And he was played in midfield by England against Andorra. The experiment was aborted after 45 minutes, when the game of musical chairs among right-backs continued as Reece James moved into midfield.

It was a harmless trial – if England could not test a theory against Andorra, when can they? – but it seemed to show that a converted midfielder is now a full-time right-back. “Clearly in the second half he has been in more of those positions where he felt more comfortable,” Gareth Southgate said. “Even though a lot of the time it was the same positions he was in in the first half but just he's coming onto things, he looked happier.”

Alexander-Arnold has become accustomed to seeing the match ahead of him. His finest moment as a midfielder was a 50-yard diagonal ball, an example of his wonderful passing range, but it came from a spot he tends to occupy as a right-back. As a midfielder, he was often bypassed and overshadowed by Jude Bellingham. Liverpool’s narrow tactics mean their full-backs can be afforded acres of room. Alexander-Arnold found it harder to find space in a congested midfield.

_Raw data:_
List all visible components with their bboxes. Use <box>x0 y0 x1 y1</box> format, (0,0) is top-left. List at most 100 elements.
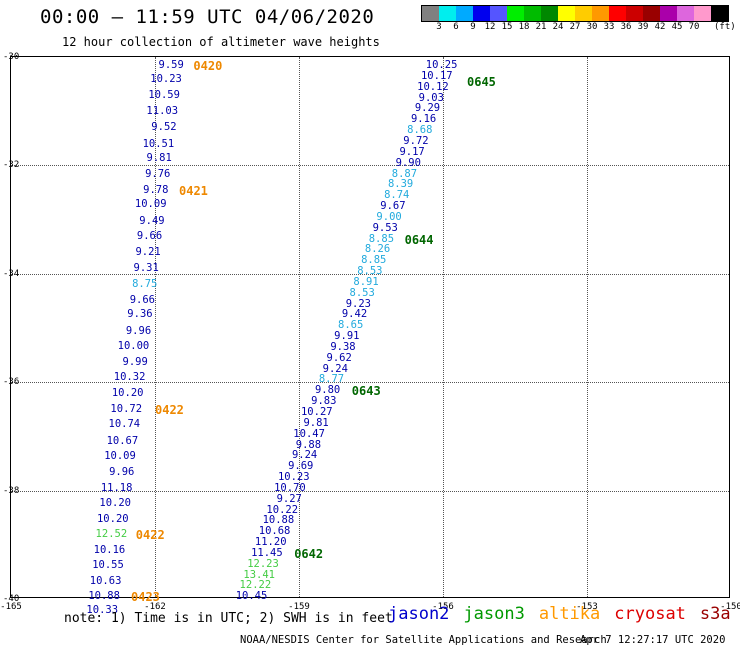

_Objective 1:_ List every person named in the football excerpt.
_Objective 2:_ Transcribe the football excerpt word for word, everything from "Alexander-Arnold has become" down to "a congested midfield.".
The lines have no connection to the football excerpt.

_Exercise solution 1:_ Reece James, Gareth Southgate, Alexander-Arnold, Jude Bellingham

_Exercise solution 2:_
Alexander-Arnold has become accustomed to seeing the match ahead of him. His finest moment as a midfielder was a 50-yard diagonal ball, an example of his wonderful passing range, but it came from a spot he tends to occupy as a right-back. As a midfielder, he was often bypassed and overshadowed by Jude Bellingham. Liverpool’s narrow tactics mean their full-backs can be afforded acres of room. Alexander-Arnold found it harder to find space in a congested midfield.